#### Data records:
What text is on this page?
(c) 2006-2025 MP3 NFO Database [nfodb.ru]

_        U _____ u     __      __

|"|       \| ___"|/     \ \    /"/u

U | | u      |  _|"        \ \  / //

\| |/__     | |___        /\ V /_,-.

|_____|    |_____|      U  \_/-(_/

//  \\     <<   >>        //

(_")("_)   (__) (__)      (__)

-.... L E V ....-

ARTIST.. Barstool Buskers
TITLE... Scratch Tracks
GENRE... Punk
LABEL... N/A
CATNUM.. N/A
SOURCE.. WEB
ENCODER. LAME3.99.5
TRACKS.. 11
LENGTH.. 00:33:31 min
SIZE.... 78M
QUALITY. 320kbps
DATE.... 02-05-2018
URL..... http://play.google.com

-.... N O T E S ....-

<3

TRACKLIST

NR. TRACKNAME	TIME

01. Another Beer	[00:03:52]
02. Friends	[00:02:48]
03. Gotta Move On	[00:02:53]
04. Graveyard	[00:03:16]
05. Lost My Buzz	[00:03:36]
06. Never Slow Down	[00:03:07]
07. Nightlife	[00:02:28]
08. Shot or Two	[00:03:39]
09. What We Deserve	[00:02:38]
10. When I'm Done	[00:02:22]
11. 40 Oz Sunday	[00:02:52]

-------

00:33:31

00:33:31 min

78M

#### INSTRUCTIONS FOR THE TASK:
Without omitting anything, output the entries exactly.

#### RESULT OF THIS EXERCISE:
What text is on this page?
(c) 2006-2025 MP3 NFO Database [nfodb.ru]

_        U _____ u     __      __

|"|       \| ___"|/     \ \    /"/u

U | | u      |  _|"        \ \  / //

\| |/__     | |___        /\ V /_,-.

|_____|    |_____|      U  \_/-(_/

//  \\     <<   >>        //

(_")("_)   (__) (__)      (__)

-.... L E V ....-

ARTIST.. Barstool Buskers
TITLE... Scratch Tracks
GENRE... Punk
LABEL... N/A
CATNUM.. N/A
SOURCE.. WEB
ENCODER. LAME3.99.5
TRACKS.. 11
LENGTH.. 00:33:31 min
SIZE.... 78M
QUALITY. 320kbps
DATE.... 02-05-2018
URL..... http://play.google.com

-.... N O T E S ....-

<3

TRACKLIST

NR. TRACKNAME	TIME

01. Another Beer	[00:03:52]
02. Friends	[00:02:48]
03. Gotta Move On	[00:02:53]
04. Graveyard	[00:03:16]
05. Lost My Buzz	[00:03:36]
06. Never Slow Down	[00:03:07]
07. Nightlife	[00:02:28]
08. Shot or Two	[00:03:39]
09. What We Deserve	[00:02:38]
10. When I'm Done	[00:02:22]
11. 40 Oz Sunday	[00:02:52]

-------

00:33:31

00:33:31 min

78M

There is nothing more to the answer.